┌──

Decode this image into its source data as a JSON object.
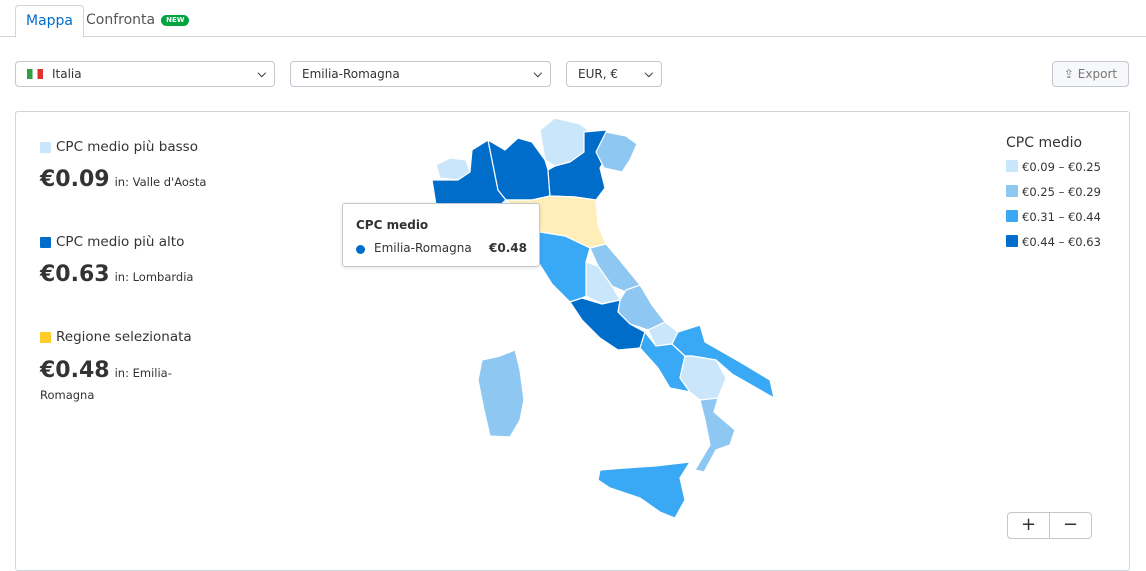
{
  "tabs": [
    {
      "label": "Mappa",
      "active": true
    },
    {
      "label": "Confronta",
      "badge": "NEW"
    }
  ],
  "filters": {
    "country": "Italia",
    "region": "Emilia-Romagna",
    "currency": "EUR, €"
  },
  "export_label": "Export",
  "stats": {
    "lowest": {
      "label": "CPC medio più basso",
      "value": "€0.09",
      "in": "in: Valle d'Aosta",
      "color": "#c9e6fa"
    },
    "highest": {
      "label": "CPC medio più alto",
      "value": "€0.63",
      "in": "in: Lombardia",
      "color": "#006dca"
    },
    "selected": {
      "label": "Regione selezionata",
      "value": "€0.48",
      "in": "in: Emilia-Romagna",
      "color": "#ffcc29"
    }
  },
  "legend": {
    "title": "CPC medio",
    "items": [
      {
        "label": "€0.09 – €0.25",
        "color": "#c9e6fa"
      },
      {
        "label": "€0.25 – €0.29",
        "color": "#8ec8f2"
      },
      {
        "label": "€0.31 – €0.44",
        "color": "#3aa9f5"
      },
      {
        "label": "€0.44 – €0.63",
        "color": "#006dca"
      }
    ]
  },
  "tooltip": {
    "title": "CPC medio",
    "region": "Emilia-Romagna",
    "value": "€0.48"
  },
  "zoom": {
    "in": "+",
    "out": "−"
  }
}
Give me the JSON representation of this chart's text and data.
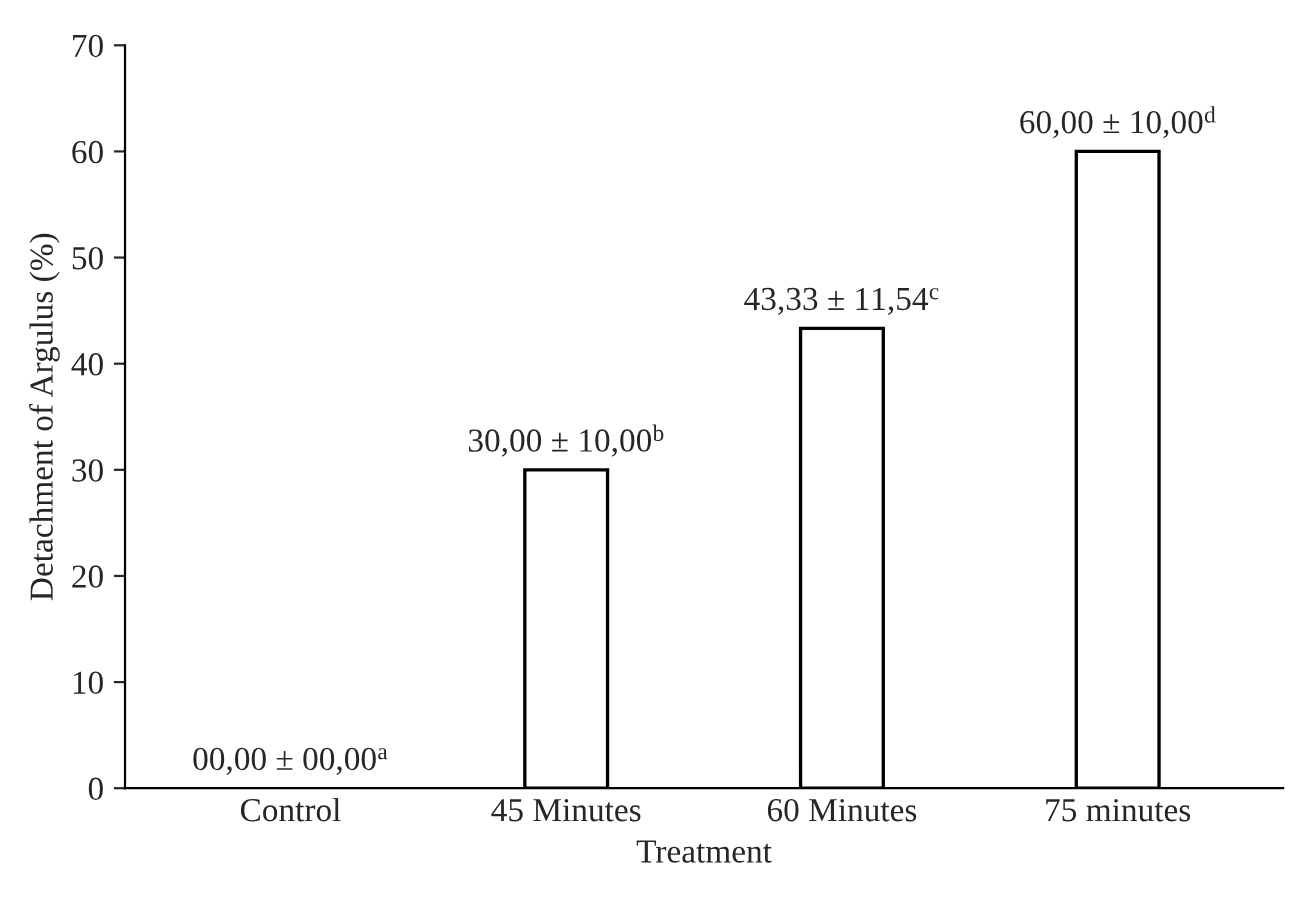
{
  "chart_data": {
    "type": "bar",
    "xlabel": "Treatment",
    "ylabel": "Detachment of Argulus (%)",
    "categories": [
      "Control",
      "45 Minutes",
      "60 Minutes",
      "75 minutes"
    ],
    "values": [
      0,
      30,
      43.33,
      60
    ],
    "value_labels": [
      "00,00 ± 00,00$^{a}$",
      "30,00 ± 10,00$^{b}$",
      "43,33 ± 11,54$^{c}$",
      "60,00 ± 10,00$^{d}$"
    ],
    "color": "#ffffff",
    "ylim": [
      0,
      70
    ],
    "yticks": [
      0,
      10,
      20,
      30,
      40,
      50,
      60,
      70
    ],
    "grid": false,
    "legend": false
  }
}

└──

Task details:
Which lines of the data above contain "this"? Copy each one.

Response below:
Decode this image into its source data as a JSON object.
Give me the JSON representation of this chart's text and data.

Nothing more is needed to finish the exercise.